Problem details:
Pick out each line in these entries that contains the string "cell".

━━━━━ Rows ━━━━━

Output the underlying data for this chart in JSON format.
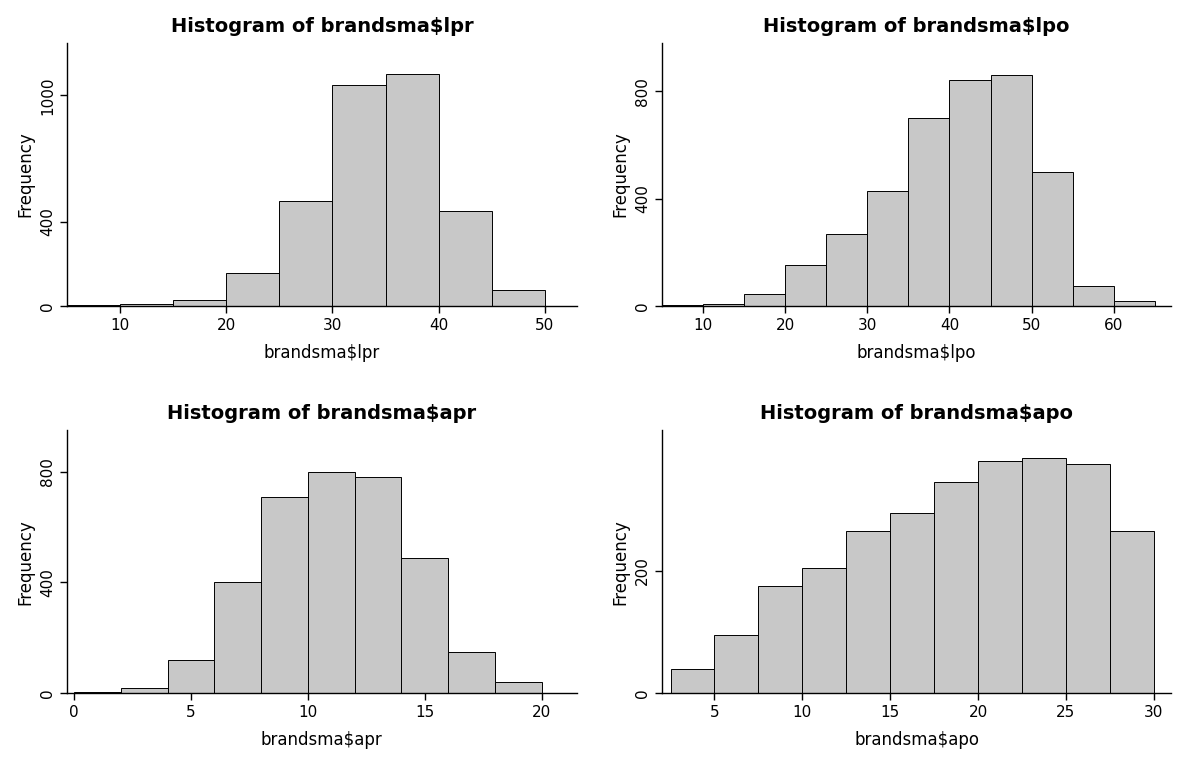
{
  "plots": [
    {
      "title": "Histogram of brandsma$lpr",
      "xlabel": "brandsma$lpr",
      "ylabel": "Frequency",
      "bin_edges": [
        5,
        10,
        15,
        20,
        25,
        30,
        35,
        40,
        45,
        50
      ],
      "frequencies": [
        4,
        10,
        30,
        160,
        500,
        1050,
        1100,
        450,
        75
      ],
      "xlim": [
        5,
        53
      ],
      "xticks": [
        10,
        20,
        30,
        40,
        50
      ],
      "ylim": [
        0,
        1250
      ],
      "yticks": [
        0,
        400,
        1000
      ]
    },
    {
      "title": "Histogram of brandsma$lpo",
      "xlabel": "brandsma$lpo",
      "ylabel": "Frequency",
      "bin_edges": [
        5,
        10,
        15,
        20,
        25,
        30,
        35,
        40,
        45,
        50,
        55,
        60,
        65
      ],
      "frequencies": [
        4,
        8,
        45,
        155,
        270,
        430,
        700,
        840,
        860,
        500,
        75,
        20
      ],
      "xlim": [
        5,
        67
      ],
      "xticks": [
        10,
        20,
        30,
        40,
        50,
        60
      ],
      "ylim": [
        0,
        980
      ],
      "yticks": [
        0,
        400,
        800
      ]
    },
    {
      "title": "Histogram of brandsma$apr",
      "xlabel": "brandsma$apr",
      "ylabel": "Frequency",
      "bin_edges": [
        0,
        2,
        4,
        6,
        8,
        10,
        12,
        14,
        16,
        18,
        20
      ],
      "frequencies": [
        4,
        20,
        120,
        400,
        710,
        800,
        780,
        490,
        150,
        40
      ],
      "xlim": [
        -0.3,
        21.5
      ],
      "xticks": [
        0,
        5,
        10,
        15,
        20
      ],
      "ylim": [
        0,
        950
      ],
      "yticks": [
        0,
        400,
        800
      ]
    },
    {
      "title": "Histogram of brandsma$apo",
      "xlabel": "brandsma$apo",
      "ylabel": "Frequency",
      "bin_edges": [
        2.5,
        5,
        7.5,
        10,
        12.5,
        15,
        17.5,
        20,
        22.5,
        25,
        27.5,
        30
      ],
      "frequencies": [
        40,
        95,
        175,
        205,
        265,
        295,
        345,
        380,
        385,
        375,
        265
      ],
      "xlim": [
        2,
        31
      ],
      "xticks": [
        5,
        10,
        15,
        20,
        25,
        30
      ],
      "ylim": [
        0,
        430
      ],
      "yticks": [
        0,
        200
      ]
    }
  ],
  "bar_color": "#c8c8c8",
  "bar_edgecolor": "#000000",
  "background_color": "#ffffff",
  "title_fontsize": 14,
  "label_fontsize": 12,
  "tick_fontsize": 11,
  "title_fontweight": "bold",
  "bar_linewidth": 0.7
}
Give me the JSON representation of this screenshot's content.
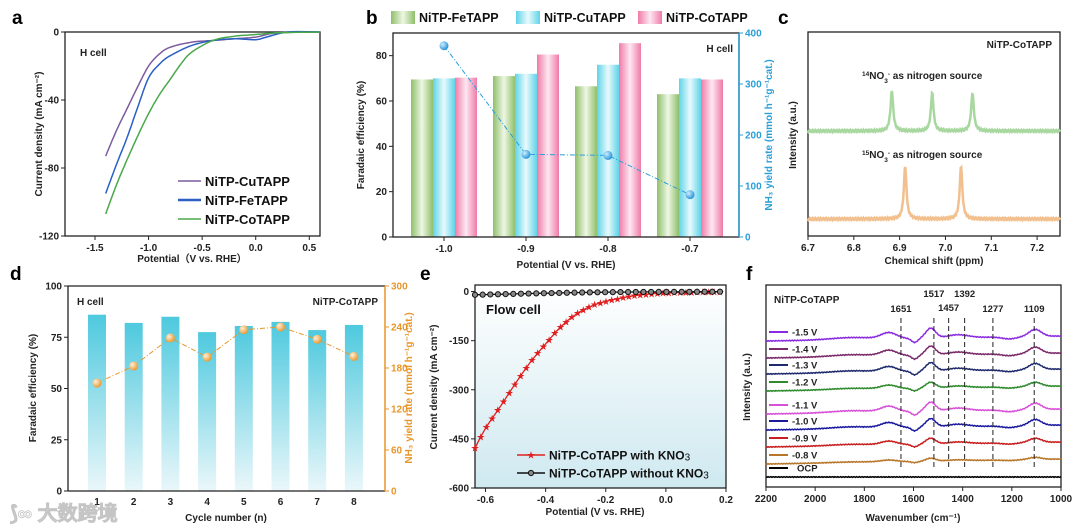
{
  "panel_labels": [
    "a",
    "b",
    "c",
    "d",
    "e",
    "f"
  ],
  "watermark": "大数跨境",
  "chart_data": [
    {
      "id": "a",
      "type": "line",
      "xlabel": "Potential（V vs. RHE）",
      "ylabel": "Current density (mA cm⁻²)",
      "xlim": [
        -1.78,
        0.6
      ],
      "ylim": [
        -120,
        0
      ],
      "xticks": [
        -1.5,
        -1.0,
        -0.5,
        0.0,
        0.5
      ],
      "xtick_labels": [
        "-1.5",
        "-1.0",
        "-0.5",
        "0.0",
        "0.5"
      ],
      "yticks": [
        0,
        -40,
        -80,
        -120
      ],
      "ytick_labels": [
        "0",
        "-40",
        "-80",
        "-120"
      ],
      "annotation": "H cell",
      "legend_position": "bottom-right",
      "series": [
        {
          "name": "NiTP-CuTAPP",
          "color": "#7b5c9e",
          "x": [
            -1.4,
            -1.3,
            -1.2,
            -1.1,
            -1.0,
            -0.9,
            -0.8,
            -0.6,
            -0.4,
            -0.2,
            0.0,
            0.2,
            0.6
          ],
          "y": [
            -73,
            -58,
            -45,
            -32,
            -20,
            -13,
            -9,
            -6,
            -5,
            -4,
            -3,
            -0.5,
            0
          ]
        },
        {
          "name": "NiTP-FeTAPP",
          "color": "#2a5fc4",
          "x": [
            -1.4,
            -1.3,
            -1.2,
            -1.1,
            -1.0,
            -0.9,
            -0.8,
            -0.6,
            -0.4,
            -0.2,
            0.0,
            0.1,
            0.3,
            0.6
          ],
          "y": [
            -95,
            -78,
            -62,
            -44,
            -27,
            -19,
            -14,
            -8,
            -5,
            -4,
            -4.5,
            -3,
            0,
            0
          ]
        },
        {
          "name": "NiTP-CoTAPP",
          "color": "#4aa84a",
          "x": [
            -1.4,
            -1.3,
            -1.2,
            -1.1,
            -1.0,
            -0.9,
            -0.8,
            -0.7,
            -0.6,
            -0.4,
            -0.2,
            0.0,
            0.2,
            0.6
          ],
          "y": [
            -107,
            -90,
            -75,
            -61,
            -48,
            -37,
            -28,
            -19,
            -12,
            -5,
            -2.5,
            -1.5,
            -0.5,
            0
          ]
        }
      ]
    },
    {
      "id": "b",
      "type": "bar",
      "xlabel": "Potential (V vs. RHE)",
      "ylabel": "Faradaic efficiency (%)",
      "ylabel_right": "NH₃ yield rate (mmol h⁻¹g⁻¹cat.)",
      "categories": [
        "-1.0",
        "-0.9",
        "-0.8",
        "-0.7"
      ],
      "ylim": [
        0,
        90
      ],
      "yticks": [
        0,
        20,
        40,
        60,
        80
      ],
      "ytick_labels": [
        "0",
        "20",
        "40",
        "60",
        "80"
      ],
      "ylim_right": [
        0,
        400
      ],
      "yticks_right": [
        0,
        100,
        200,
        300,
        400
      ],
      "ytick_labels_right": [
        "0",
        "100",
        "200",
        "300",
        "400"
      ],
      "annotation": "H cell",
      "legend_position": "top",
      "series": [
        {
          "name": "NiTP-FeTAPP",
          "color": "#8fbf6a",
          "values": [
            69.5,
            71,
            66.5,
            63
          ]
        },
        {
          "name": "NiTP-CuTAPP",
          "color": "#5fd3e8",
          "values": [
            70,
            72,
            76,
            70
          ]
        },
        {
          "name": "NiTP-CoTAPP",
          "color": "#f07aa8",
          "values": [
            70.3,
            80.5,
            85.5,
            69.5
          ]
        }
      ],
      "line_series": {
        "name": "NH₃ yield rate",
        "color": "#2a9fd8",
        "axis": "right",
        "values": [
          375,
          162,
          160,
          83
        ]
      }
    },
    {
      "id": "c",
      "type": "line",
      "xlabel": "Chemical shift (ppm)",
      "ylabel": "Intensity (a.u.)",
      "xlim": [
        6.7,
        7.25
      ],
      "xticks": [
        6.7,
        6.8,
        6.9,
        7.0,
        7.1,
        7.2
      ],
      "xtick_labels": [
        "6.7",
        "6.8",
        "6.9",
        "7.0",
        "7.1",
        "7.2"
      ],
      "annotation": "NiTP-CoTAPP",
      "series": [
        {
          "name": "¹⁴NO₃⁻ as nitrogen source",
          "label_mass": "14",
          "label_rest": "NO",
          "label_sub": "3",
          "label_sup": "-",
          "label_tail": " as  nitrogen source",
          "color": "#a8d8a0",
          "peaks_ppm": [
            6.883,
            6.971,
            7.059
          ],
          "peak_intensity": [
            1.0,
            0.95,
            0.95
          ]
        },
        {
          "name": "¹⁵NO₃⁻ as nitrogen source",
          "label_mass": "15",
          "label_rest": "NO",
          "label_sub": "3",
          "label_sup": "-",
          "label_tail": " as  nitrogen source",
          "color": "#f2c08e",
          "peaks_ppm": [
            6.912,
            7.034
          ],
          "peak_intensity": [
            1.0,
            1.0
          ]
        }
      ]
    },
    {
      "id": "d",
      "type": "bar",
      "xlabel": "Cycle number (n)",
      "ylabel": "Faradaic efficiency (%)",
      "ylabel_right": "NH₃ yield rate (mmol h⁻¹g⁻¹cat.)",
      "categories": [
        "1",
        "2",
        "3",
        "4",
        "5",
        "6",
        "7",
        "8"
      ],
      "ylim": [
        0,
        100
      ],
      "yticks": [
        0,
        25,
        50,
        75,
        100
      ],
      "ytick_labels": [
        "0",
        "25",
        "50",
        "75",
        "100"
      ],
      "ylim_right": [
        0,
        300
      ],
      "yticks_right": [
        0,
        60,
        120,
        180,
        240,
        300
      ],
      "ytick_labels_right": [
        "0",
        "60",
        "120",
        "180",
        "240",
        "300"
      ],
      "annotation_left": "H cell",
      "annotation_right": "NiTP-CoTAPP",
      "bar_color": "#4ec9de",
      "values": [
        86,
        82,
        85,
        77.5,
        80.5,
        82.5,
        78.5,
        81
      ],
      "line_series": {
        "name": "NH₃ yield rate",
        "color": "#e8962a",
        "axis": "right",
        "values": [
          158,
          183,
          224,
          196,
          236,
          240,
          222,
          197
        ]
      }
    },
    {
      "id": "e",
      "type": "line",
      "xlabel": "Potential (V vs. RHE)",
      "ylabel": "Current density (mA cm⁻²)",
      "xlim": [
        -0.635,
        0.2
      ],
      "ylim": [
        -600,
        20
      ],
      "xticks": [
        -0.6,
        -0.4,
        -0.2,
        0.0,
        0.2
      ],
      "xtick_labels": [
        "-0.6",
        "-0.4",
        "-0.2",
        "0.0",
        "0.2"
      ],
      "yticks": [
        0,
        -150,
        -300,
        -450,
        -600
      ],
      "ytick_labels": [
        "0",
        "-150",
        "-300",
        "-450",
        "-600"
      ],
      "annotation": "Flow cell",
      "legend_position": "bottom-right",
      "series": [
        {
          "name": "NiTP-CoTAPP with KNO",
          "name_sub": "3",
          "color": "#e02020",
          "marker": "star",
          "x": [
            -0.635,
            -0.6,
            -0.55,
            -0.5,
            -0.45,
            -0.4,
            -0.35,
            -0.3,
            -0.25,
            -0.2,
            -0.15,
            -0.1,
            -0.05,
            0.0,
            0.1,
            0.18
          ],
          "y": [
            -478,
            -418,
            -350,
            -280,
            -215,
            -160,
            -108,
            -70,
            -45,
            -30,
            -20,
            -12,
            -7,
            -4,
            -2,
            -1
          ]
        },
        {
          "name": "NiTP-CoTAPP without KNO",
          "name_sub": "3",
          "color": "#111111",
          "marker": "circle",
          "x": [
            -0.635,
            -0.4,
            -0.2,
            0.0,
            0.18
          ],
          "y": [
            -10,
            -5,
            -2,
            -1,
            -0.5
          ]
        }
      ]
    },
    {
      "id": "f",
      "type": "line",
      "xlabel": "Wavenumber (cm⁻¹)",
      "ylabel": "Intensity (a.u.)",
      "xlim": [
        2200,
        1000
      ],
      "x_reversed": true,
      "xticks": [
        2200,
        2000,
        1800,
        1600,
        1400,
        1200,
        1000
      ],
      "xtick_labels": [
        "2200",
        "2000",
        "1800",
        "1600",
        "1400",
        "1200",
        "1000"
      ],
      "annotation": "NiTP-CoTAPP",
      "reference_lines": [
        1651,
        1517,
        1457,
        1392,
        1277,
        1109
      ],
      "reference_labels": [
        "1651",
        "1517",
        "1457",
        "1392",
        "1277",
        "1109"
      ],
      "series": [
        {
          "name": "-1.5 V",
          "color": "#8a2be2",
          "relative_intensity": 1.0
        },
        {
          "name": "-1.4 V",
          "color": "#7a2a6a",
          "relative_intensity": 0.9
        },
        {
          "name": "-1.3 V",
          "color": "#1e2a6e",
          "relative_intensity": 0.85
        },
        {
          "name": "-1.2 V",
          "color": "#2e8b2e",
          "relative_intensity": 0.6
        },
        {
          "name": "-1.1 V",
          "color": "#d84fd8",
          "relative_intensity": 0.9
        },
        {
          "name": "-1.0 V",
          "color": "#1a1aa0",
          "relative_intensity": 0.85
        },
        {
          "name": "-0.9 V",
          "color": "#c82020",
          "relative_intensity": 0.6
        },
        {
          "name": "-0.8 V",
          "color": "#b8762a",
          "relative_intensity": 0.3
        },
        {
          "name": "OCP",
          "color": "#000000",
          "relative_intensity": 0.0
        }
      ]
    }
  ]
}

━━━━━

Task solution:
      "annotation": "H cell",
      "annotation": "H cell",
      "annotation_left": "H cell",
      "annotation": "Flow cell",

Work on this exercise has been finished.